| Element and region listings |
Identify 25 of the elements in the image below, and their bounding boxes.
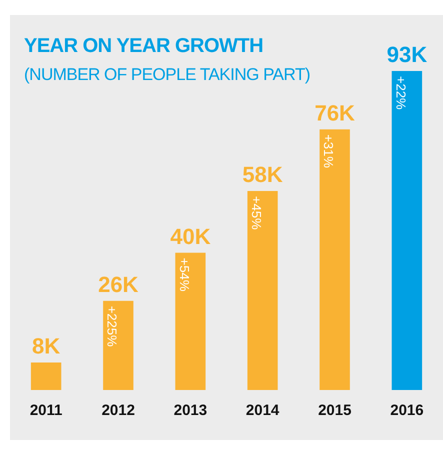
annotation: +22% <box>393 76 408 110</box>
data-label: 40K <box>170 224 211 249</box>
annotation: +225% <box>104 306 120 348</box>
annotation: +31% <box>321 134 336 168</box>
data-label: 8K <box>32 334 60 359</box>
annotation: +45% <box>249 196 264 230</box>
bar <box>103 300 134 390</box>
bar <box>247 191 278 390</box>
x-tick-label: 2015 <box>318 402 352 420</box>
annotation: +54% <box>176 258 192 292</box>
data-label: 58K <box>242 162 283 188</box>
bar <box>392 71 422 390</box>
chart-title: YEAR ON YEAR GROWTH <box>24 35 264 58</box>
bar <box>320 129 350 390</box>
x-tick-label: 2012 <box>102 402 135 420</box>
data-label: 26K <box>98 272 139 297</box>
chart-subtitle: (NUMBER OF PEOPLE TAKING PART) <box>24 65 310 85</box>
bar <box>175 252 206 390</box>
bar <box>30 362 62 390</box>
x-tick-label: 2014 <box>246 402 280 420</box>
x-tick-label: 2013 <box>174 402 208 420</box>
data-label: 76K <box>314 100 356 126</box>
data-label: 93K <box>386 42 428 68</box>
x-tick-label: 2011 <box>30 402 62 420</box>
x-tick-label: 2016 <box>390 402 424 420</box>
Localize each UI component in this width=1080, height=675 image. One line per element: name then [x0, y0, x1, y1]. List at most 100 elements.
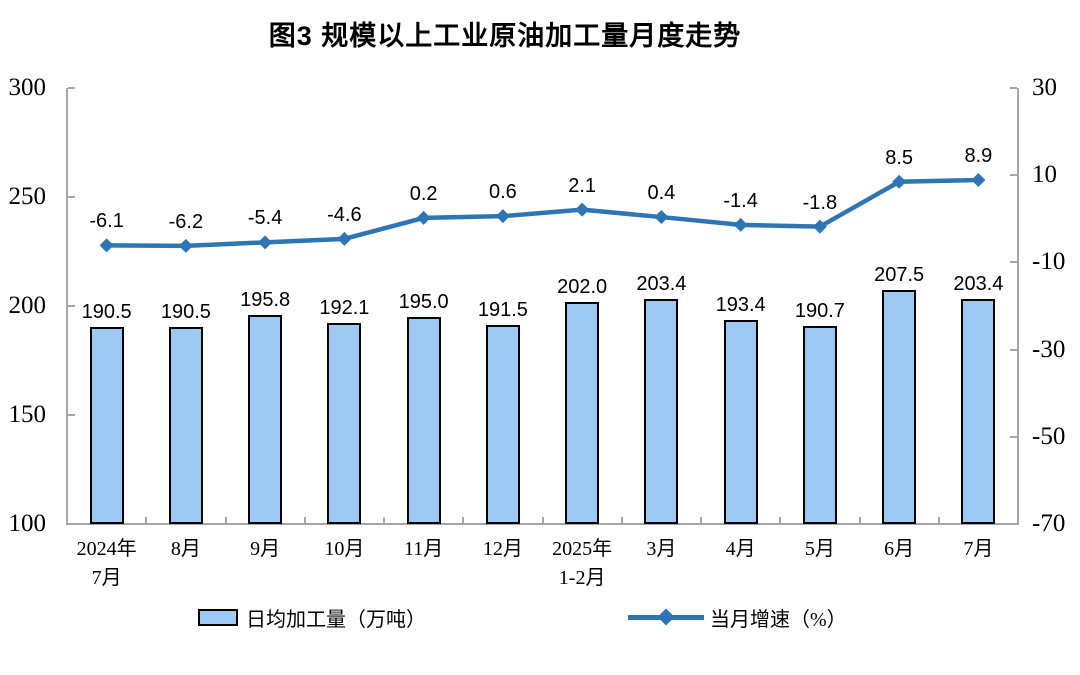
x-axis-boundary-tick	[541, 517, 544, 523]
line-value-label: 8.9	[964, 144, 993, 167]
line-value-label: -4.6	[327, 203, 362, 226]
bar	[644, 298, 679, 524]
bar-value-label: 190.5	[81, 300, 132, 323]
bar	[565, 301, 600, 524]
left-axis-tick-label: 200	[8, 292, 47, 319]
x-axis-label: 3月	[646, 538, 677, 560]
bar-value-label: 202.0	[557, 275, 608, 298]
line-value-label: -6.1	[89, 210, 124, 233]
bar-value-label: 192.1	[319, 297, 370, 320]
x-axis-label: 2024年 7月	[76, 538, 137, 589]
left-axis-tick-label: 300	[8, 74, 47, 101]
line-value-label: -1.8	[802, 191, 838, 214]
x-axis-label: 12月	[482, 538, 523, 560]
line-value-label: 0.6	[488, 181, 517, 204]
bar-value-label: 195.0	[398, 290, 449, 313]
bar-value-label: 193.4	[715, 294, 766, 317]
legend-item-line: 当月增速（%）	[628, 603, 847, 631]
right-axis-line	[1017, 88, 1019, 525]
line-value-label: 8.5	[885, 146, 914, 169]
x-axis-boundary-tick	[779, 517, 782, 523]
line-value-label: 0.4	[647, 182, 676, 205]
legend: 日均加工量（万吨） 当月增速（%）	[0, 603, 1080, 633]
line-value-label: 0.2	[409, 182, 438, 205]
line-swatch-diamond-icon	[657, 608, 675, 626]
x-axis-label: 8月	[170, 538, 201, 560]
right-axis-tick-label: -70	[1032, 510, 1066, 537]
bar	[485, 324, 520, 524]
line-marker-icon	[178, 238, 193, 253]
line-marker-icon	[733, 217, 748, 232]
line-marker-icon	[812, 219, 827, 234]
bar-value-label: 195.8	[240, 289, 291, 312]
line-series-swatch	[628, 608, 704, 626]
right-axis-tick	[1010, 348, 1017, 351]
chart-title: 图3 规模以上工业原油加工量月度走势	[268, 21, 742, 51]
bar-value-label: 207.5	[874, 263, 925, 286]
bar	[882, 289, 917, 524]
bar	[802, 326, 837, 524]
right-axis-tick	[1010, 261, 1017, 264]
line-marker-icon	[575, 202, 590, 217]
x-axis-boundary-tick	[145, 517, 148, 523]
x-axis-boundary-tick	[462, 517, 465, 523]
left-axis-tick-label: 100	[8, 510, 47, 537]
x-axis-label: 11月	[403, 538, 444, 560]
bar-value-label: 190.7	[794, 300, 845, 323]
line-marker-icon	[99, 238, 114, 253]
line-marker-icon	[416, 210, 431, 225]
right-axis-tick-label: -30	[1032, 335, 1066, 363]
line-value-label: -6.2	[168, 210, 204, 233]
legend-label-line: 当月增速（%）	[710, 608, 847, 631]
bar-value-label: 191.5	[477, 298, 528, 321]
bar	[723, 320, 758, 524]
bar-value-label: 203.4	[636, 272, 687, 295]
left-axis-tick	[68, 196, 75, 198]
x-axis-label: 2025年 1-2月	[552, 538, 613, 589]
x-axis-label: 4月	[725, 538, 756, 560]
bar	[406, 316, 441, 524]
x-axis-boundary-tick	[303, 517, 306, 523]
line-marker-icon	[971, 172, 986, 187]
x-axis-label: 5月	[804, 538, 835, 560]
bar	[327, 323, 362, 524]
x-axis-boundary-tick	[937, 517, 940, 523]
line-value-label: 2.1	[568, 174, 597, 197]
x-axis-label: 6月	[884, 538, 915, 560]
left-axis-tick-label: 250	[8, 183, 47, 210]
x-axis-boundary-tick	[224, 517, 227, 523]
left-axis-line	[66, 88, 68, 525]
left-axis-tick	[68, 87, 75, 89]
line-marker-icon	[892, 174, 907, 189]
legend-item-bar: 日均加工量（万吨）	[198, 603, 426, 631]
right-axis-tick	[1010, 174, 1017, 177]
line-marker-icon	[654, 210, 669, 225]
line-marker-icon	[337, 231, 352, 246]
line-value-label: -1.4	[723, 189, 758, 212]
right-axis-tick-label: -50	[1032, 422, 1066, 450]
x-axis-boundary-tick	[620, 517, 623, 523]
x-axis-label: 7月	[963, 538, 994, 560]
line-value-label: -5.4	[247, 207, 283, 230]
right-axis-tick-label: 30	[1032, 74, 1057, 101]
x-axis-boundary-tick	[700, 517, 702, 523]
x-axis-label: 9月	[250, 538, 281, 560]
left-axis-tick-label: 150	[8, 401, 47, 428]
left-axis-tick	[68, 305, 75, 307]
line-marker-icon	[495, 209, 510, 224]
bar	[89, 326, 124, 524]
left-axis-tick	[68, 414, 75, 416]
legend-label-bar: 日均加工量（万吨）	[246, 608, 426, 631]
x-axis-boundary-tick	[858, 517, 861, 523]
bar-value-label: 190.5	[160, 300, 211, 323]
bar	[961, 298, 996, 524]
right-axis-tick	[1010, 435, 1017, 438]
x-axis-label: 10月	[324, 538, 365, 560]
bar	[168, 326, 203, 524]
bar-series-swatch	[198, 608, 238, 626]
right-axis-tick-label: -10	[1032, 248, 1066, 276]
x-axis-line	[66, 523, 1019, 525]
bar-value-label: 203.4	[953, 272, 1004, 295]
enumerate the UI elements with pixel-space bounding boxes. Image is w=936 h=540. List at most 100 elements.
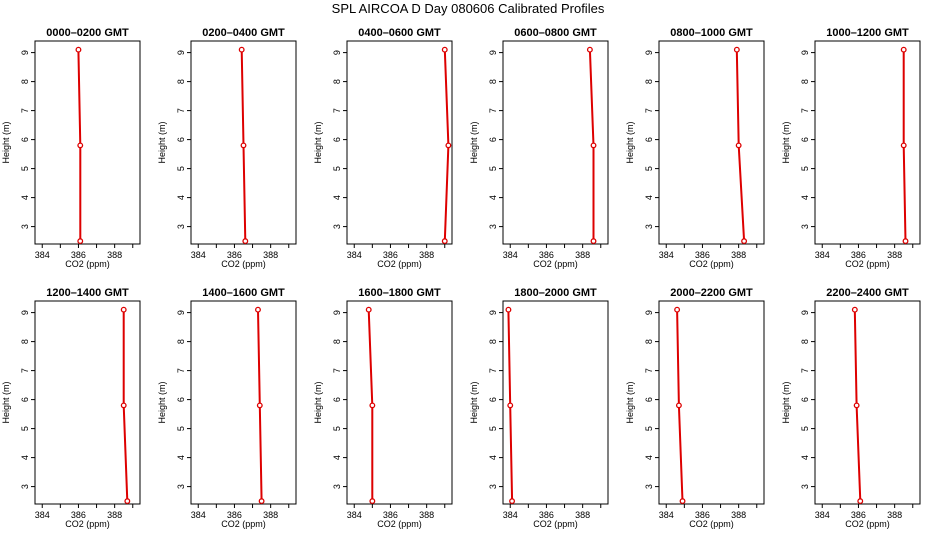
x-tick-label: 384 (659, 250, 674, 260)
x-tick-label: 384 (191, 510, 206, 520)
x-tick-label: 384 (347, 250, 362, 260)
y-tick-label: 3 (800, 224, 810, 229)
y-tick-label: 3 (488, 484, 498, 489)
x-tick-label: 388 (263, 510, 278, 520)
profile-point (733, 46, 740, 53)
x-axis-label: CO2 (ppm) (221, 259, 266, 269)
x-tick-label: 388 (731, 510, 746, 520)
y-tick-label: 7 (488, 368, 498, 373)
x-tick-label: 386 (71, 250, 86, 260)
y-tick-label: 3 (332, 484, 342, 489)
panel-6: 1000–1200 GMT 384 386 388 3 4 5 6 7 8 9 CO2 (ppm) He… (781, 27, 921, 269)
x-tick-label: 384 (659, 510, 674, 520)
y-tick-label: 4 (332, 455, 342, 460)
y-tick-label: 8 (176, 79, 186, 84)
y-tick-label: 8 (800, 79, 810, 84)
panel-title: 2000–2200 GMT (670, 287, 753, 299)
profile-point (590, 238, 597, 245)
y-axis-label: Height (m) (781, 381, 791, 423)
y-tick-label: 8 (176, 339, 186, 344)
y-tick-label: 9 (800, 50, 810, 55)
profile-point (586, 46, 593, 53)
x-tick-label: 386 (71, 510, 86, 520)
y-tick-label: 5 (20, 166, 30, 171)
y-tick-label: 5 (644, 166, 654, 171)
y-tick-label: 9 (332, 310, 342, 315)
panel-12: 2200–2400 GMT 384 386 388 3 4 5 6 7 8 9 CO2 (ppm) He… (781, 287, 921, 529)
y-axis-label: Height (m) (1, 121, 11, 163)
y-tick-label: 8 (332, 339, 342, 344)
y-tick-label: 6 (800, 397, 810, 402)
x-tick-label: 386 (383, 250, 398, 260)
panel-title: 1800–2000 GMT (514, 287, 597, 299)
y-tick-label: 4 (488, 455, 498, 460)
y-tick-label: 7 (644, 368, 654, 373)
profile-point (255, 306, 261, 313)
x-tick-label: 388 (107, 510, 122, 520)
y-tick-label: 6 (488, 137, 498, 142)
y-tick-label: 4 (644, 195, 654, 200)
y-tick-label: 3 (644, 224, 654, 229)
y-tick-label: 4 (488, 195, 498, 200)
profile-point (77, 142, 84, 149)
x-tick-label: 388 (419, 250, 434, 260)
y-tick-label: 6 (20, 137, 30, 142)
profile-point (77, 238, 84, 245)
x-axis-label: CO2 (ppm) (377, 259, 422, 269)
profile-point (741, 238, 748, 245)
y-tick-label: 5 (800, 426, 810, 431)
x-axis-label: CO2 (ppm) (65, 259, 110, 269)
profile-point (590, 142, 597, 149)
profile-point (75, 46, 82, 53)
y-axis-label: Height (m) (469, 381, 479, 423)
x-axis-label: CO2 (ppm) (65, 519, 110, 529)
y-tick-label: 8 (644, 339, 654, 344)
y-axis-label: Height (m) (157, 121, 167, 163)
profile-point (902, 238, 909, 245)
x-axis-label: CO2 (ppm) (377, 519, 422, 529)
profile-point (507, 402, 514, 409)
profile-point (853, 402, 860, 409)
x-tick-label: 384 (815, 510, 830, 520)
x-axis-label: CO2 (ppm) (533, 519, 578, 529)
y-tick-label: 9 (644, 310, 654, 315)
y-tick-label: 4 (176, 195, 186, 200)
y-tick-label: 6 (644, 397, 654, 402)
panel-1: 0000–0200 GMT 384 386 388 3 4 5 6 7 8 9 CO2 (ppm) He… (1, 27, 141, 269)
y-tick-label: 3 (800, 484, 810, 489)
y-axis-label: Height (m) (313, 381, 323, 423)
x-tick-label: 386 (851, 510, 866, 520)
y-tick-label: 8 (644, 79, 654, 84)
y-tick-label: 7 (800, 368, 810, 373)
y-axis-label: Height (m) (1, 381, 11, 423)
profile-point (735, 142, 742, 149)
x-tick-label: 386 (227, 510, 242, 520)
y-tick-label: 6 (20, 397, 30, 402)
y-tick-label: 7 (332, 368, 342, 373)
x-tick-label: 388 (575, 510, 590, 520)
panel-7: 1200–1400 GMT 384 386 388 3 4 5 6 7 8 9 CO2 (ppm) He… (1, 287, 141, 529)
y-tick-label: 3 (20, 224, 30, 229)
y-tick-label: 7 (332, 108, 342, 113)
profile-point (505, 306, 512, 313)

| Exercise prompt |
Copy out the lines of the material character for character, starting with the line that contains "x-tick-label: 384 (659, 250, 674, 260)" and going on through the line that contains "x-tick-label: 388 (731, 510, 746, 520)".

| Solution to the problem |
x-tick-label: 384 (659, 250, 674, 260)
x-tick-label: 384 (191, 510, 206, 520)
x-tick-label: 384 (347, 250, 362, 260)
y-tick-label: 3 (800, 224, 810, 229)
y-tick-label: 3 (488, 484, 498, 489)
x-tick-label: 388 (263, 510, 278, 520)
profile-point (733, 46, 740, 53)
x-axis-label: CO2 (ppm) (221, 259, 266, 269)
x-tick-label: 388 (731, 510, 746, 520)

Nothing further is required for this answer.